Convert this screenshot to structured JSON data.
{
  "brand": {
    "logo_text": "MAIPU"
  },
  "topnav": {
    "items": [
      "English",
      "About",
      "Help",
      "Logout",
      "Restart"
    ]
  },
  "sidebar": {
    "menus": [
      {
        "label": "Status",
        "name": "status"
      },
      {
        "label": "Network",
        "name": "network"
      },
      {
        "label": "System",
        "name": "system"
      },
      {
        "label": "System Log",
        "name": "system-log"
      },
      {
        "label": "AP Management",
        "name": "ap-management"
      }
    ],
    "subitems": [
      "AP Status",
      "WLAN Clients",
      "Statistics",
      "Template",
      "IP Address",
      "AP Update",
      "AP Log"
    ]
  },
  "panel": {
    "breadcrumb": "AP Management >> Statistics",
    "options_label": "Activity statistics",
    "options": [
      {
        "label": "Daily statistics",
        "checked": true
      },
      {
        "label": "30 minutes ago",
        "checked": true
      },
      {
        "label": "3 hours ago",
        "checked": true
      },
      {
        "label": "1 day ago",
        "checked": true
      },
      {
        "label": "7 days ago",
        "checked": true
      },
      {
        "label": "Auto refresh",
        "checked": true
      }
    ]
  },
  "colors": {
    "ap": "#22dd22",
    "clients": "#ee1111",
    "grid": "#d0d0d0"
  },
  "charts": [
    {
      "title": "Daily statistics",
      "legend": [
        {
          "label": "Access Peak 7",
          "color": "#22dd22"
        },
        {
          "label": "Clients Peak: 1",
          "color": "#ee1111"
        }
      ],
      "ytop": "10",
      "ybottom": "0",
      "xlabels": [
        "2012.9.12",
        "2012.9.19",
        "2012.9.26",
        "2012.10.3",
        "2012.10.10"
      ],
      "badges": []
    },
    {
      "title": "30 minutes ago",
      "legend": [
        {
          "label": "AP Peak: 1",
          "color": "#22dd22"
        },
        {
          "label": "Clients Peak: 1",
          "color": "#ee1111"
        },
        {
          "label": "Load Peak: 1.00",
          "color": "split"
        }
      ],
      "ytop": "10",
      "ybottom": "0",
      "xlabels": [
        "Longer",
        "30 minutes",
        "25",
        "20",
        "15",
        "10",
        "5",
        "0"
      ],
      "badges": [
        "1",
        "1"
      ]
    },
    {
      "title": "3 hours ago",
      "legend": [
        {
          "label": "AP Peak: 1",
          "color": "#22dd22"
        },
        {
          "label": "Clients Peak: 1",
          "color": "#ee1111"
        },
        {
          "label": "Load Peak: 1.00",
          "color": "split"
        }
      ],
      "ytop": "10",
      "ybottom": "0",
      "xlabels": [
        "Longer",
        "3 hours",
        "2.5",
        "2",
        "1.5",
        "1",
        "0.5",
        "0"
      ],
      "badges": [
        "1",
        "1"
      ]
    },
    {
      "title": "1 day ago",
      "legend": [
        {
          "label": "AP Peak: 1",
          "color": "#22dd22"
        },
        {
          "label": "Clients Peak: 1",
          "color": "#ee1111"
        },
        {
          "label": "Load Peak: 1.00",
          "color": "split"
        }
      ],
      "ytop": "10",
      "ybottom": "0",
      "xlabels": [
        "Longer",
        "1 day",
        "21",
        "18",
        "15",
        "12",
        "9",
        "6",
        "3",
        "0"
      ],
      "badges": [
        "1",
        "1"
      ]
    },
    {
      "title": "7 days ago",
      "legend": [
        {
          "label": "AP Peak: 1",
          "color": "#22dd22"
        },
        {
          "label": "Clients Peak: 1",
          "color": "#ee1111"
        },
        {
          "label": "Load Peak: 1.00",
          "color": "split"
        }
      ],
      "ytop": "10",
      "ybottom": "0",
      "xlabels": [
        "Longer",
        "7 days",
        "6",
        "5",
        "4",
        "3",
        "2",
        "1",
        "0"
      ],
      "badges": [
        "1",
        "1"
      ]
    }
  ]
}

|---|

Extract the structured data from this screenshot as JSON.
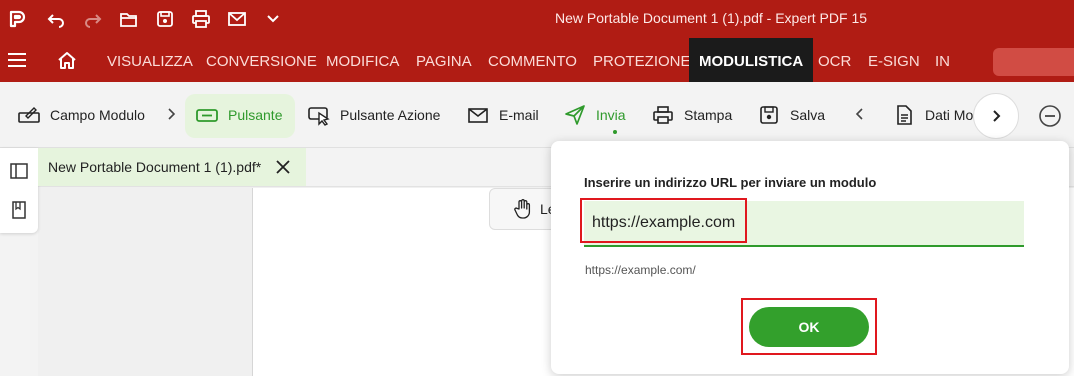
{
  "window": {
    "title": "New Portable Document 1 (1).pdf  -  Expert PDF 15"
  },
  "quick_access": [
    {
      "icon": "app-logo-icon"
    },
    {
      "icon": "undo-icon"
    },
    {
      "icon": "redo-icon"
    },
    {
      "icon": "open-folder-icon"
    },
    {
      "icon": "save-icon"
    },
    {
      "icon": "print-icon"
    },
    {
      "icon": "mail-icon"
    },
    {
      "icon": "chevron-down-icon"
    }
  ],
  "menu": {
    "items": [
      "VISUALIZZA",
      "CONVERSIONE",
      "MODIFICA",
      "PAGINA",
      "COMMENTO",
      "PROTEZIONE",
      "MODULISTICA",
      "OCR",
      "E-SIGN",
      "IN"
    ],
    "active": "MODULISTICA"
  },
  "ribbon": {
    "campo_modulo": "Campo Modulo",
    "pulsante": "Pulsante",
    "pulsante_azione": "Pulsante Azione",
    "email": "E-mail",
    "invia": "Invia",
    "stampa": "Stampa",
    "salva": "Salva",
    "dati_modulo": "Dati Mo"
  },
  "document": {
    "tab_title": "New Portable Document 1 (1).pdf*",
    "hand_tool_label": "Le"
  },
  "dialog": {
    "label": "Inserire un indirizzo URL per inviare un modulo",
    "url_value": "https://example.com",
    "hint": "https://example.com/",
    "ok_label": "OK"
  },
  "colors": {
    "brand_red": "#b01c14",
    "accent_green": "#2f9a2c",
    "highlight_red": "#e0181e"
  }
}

|---|

| WORK INSTRUCTIONS |
Go through the records above and copy every line with the word "days".

| WRITTEN ANSWER |
        "label": "7 days ago",
      "title": "7 days ago",
        "7 days",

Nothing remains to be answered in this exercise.